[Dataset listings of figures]

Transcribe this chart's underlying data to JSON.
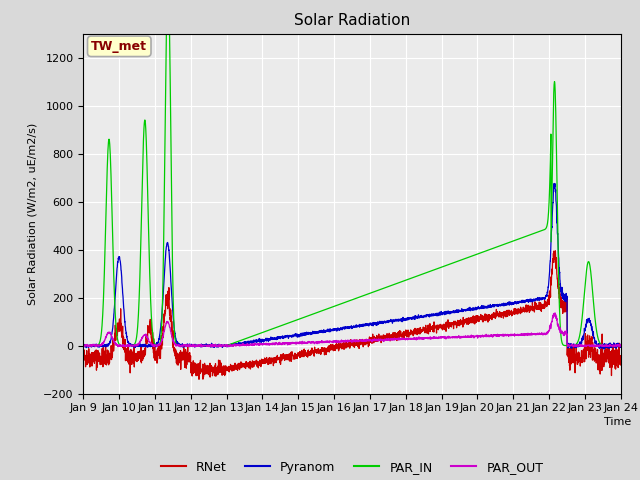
{
  "title": "Solar Radiation",
  "ylabel": "Solar Radiation (W/m2, uE/m2/s)",
  "xlabel": "Time",
  "annotation": "TW_met",
  "ylim": [
    -200,
    1300
  ],
  "yticks": [
    -200,
    0,
    200,
    400,
    600,
    800,
    1000,
    1200
  ],
  "xtick_labels": [
    "Jan 9",
    "Jan 10",
    "Jan 11",
    "Jan 12",
    "Jan 13",
    "Jan 14",
    "Jan 15",
    "Jan 16",
    "Jan 17",
    "Jan 18",
    "Jan 19",
    "Jan 20",
    "Jan 21",
    "Jan 22",
    "Jan 23",
    "Jan 24"
  ],
  "colors": {
    "RNet": "#cc0000",
    "Pyranom": "#0000cc",
    "PAR_IN": "#00cc00",
    "PAR_OUT": "#cc00cc"
  },
  "bg_color": "#d9d9d9",
  "plot_bg": "#ebebeb",
  "annotation_bg": "#ffffcc",
  "annotation_text_color": "#880000",
  "annotation_border": "#aaaaaa"
}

_TASK INSTRUCTIONS_
Take the listing above and print it exactly, apart from the pictures.

_IN RESPONSE_
Transcribe this chart's underlying data to JSON.
{
  "title": "Solar Radiation",
  "ylabel": "Solar Radiation (W/m2, uE/m2/s)",
  "xlabel": "Time",
  "annotation": "TW_met",
  "ylim": [
    -200,
    1300
  ],
  "yticks": [
    -200,
    0,
    200,
    400,
    600,
    800,
    1000,
    1200
  ],
  "xtick_labels": [
    "Jan 9",
    "Jan 10",
    "Jan 11",
    "Jan 12",
    "Jan 13",
    "Jan 14",
    "Jan 15",
    "Jan 16",
    "Jan 17",
    "Jan 18",
    "Jan 19",
    "Jan 20",
    "Jan 21",
    "Jan 22",
    "Jan 23",
    "Jan 24"
  ],
  "colors": {
    "RNet": "#cc0000",
    "Pyranom": "#0000cc",
    "PAR_IN": "#00cc00",
    "PAR_OUT": "#cc00cc"
  },
  "bg_color": "#d9d9d9",
  "plot_bg": "#ebebeb",
  "annotation_bg": "#ffffcc",
  "annotation_text_color": "#880000",
  "annotation_border": "#aaaaaa"
}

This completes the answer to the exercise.